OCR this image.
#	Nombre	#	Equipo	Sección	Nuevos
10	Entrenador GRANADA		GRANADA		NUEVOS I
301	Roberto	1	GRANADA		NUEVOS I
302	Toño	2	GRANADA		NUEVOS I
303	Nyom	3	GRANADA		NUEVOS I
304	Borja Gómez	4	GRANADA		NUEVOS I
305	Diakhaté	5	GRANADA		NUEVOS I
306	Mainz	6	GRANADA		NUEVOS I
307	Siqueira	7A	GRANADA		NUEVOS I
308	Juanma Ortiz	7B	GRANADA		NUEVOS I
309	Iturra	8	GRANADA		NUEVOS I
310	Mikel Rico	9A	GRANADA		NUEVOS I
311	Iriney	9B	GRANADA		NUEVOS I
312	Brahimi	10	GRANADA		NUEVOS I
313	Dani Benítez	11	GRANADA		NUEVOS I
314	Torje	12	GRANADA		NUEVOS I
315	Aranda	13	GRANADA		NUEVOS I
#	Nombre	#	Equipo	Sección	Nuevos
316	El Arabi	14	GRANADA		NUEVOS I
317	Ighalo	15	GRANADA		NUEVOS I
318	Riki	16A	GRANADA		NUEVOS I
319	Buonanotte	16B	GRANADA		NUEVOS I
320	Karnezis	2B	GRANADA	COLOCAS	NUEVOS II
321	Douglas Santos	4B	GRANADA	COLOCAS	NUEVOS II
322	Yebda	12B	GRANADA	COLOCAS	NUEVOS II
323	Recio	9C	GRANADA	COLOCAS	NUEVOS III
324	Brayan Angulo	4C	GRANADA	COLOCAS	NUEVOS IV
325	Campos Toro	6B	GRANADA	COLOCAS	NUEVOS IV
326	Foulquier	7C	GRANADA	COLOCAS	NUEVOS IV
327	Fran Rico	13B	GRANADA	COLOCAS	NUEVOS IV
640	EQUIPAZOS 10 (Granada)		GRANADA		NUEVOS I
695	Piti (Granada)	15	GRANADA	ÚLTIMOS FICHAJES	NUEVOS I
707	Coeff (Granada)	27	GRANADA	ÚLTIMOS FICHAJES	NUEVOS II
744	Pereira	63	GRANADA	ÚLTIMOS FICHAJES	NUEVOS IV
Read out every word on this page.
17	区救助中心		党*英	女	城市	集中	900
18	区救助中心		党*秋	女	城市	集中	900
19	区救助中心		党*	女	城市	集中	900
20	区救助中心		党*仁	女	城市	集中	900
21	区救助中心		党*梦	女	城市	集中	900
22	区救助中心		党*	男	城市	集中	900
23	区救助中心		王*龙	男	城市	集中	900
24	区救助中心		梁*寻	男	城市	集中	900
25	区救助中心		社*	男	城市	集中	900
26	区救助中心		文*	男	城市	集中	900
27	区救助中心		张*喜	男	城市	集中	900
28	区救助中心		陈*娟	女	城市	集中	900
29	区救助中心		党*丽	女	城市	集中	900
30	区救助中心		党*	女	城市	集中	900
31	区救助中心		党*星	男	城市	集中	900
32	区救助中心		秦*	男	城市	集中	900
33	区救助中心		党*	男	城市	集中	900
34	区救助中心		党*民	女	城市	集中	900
**********
**Problem statement**
Begin with the line that contains "Read out every word on this page." and set down each line exactly until the records above end, including the final line.

**Result of the task**
Read out every word on this page.
17	区救助中心		党*英	女	城市	集中	900
18	区救助中心		党*秋	女	城市	集中	900
19	区救助中心		党*	女	城市	集中	900
20	区救助中心		党*仁	女	城市	集中	900
21	区救助中心		党*梦	女	城市	集中	900
22	区救助中心		党*	男	城市	集中	900
23	区救助中心		王*龙	男	城市	集中	900
24	区救助中心		梁*寻	男	城市	集中	900
25	区救助中心		社*	男	城市	集中	900
26	区救助中心		文*	男	城市	集中	900
27	区救助中心		张*喜	男	城市	集中	900
28	区救助中心		陈*娟	女	城市	集中	900
29	区救助中心		党*丽	女	城市	集中	900
30	区救助中心		党*	女	城市	集中	900
31	区救助中心		党*星	男	城市	集中	900
32	区救助中心		秦*	男	城市	集中	900
33	区救助中心		党*	男	城市	集中	900
34	区救助中心		党*民	女	城市	集中	900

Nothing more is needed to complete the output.